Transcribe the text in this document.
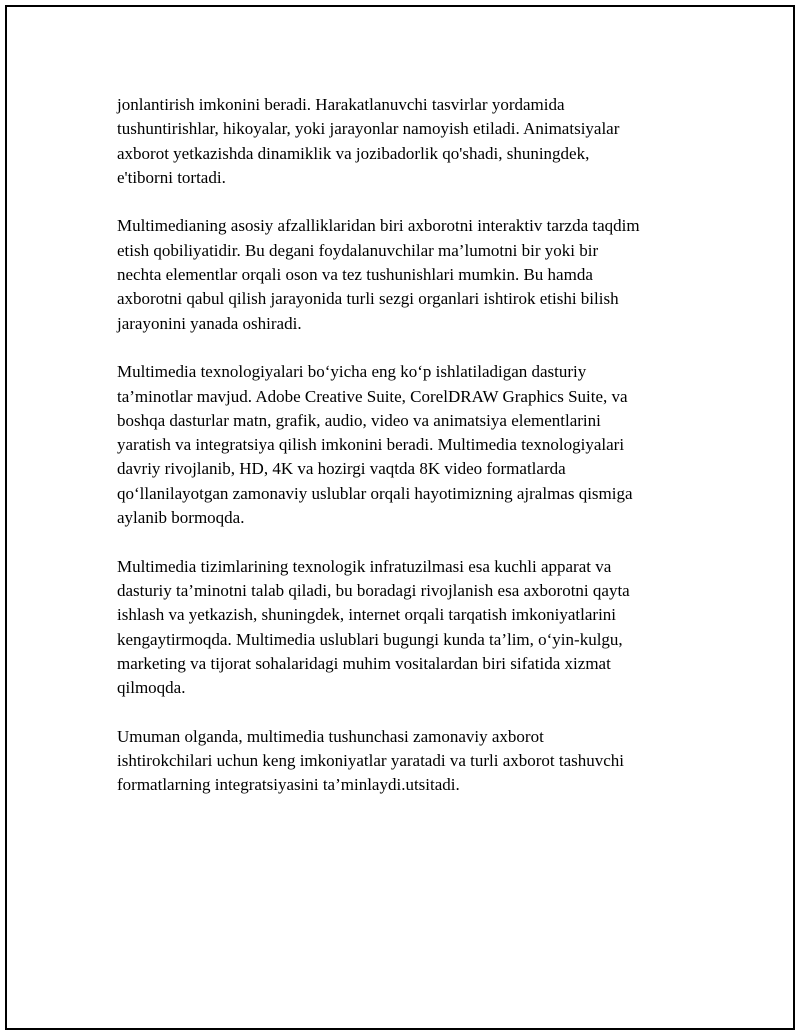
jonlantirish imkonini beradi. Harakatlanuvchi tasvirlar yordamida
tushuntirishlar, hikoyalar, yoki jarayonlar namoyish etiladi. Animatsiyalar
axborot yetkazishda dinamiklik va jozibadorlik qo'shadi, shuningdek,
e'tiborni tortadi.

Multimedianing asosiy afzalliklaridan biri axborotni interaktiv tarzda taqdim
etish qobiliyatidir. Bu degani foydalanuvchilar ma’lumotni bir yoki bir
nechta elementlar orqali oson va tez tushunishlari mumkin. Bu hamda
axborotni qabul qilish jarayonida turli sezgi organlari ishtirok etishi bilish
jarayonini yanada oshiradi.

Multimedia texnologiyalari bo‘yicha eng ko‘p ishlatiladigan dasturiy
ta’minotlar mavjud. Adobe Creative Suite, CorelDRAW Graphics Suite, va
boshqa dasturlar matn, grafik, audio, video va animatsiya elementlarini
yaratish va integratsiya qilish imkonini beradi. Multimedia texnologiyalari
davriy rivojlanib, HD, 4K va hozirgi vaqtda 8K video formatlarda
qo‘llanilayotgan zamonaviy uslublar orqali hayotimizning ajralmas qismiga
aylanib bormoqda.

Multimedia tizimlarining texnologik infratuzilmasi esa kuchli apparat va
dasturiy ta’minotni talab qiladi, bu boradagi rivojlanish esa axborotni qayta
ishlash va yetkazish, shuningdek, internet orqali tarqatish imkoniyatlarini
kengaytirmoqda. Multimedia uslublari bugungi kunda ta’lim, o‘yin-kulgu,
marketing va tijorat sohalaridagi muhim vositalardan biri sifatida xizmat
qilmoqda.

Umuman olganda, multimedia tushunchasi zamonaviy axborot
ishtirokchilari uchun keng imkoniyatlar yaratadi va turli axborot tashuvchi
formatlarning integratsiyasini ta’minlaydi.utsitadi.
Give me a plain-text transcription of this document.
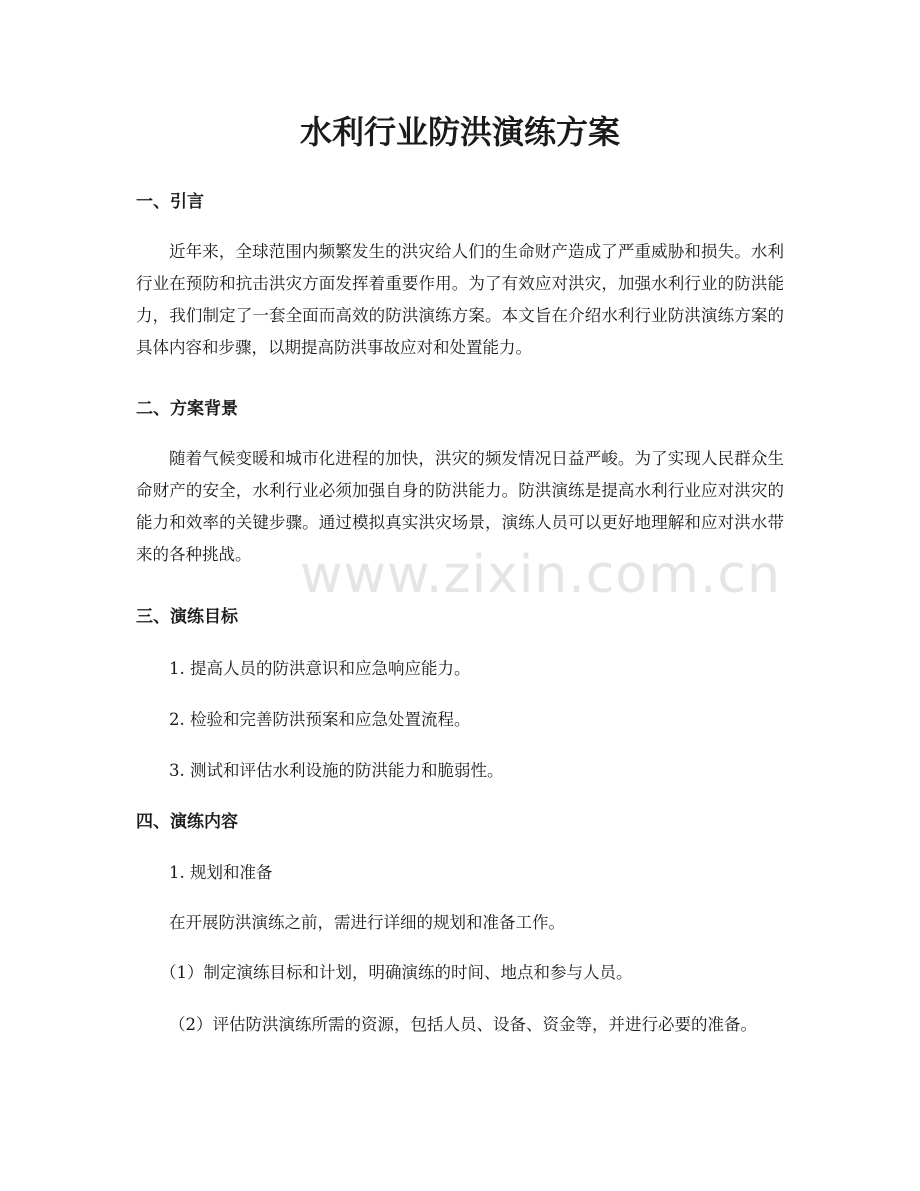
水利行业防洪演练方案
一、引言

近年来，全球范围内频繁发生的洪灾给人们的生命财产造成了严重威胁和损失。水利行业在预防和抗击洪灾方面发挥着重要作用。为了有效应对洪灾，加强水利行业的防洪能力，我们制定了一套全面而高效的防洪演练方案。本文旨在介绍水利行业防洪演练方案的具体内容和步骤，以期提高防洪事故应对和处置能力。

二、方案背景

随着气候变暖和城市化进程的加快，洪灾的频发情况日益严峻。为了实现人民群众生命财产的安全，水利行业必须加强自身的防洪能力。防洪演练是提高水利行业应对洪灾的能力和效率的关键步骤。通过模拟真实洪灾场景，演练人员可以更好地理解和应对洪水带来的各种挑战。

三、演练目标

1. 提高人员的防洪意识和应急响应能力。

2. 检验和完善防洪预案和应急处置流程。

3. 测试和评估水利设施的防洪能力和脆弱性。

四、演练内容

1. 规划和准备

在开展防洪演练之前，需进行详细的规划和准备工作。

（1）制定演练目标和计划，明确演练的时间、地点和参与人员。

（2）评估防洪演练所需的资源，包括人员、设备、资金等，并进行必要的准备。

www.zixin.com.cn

----------

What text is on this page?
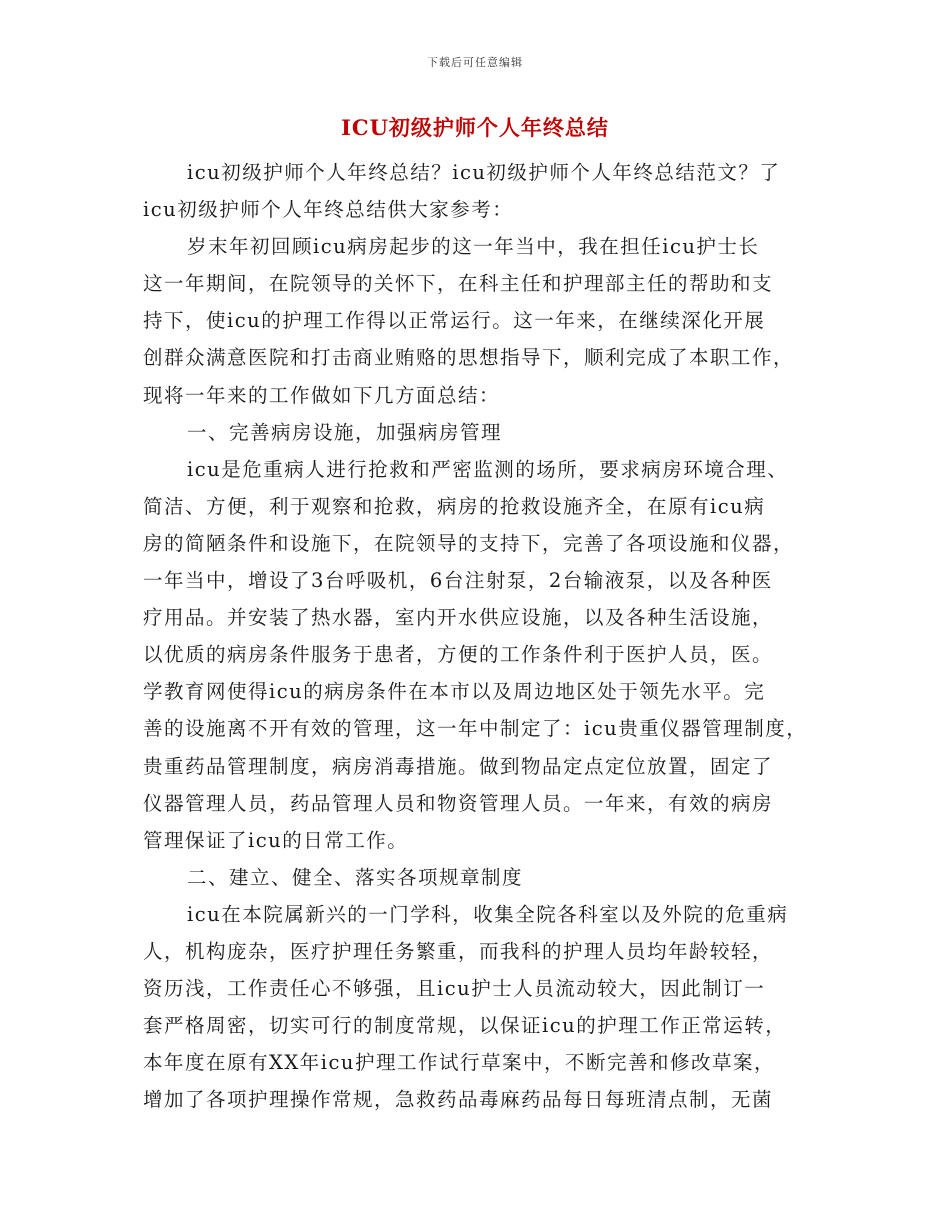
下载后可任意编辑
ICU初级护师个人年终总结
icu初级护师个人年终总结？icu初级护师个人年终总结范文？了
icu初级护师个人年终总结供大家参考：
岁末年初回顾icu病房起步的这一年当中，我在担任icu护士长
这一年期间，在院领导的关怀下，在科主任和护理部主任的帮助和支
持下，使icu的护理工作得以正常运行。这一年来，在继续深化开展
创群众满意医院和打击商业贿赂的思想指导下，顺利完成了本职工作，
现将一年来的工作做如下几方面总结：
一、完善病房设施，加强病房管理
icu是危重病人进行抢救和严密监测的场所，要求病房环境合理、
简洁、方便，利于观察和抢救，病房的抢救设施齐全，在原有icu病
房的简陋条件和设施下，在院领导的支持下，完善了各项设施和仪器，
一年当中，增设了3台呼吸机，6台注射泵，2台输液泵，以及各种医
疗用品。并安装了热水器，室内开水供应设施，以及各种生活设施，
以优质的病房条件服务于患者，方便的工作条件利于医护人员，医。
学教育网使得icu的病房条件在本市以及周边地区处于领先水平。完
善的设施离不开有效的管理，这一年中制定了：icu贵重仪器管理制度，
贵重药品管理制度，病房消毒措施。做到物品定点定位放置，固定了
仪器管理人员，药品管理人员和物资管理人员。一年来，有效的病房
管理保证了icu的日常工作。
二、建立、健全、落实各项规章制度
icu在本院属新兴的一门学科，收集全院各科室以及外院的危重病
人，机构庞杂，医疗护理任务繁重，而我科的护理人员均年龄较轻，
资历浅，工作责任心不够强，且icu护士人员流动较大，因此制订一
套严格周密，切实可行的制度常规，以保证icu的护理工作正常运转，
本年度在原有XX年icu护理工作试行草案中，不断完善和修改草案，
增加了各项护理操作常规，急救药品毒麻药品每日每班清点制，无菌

----------

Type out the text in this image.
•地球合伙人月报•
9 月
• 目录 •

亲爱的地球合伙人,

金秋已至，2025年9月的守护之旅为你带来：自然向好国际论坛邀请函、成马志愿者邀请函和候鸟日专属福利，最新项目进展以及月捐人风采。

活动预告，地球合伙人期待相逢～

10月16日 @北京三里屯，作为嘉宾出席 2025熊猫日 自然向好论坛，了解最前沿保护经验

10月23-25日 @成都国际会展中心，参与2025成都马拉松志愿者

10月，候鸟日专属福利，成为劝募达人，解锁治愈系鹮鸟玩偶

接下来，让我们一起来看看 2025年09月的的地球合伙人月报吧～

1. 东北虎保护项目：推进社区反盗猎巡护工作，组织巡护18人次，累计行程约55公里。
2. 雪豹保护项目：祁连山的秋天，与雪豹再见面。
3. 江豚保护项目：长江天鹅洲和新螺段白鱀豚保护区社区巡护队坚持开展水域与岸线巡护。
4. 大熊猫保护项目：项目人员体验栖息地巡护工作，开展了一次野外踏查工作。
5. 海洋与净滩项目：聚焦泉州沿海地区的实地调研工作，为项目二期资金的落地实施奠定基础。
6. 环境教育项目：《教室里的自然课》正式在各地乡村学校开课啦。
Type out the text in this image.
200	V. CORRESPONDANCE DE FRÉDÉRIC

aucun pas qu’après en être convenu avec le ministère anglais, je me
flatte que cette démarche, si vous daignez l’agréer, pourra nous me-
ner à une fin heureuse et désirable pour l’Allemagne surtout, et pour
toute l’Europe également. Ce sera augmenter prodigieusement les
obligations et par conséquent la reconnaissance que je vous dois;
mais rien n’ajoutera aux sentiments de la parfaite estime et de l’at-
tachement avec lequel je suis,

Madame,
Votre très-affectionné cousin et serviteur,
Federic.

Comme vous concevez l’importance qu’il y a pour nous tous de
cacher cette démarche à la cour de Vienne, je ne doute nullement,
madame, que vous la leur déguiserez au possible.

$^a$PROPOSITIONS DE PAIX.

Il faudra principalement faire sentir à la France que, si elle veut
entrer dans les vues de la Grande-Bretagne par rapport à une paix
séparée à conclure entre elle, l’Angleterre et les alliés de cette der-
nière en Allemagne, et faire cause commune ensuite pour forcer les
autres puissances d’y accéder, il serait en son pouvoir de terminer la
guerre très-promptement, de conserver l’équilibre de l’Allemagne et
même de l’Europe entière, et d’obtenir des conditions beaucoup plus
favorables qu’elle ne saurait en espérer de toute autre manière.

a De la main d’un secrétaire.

----------

What needs to be done — Scan the lines above for "document", then copy every one that has it.

Exercise solution —
Transcribe the text in this document.
Give me a plain-text transcription of this document.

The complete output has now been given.